_Exercise_
Your task is to write out the complete listing exactly as it is shown.
------ Data shown ------
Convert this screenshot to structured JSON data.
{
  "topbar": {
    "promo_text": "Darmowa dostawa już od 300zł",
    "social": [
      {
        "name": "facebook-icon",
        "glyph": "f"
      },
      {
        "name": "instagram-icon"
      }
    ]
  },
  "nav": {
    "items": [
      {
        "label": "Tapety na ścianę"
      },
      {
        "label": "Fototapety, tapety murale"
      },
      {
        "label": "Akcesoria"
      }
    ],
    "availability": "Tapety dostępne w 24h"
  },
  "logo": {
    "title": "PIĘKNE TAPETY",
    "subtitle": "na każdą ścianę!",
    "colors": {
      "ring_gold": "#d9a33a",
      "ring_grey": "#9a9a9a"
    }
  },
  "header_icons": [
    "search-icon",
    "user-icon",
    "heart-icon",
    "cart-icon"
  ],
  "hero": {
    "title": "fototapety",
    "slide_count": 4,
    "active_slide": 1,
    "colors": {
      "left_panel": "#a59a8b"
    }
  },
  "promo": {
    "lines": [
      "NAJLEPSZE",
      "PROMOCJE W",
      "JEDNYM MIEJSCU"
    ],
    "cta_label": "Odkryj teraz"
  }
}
------
_The solution_
Convert this screenshot to structured JSON data.
{
  "topbar": {
    "promo_text": "Darmowa dostawa już od 300zł",
    "social": [
      {
        "name": "facebook-icon",
        "glyph": "f"
      },
      {
        "name": "instagram-icon"
      }
    ]
  },
  "nav": {
    "items": [
      {
        "label": "Tapety na ścianę"
      },
      {
        "label": "Fototapety, tapety murale"
      },
      {
        "label": "Akcesoria"
      }
    ],
    "availability": "Tapety dostępne w 24h"
  },
  "logo": {
    "title": "PIĘKNE TAPETY",
    "subtitle": "na każdą ścianę!",
    "colors": {
      "ring_gold": "#d9a33a",
      "ring_grey": "#9a9a9a"
    }
  },
  "header_icons": [
    "search-icon",
    "user-icon",
    "heart-icon",
    "cart-icon"
  ],
  "hero": {
    "title": "fototapety",
    "slide_count": 4,
    "active_slide": 1,
    "colors": {
      "left_panel": "#a59a8b"
    }
  },
  "promo": {
    "lines": [
      "NAJLEPSZE",
      "PROMOCJE W",
      "JEDNYM MIEJSCU"
    ],
    "cta_label": "Odkryj teraz"
  }
}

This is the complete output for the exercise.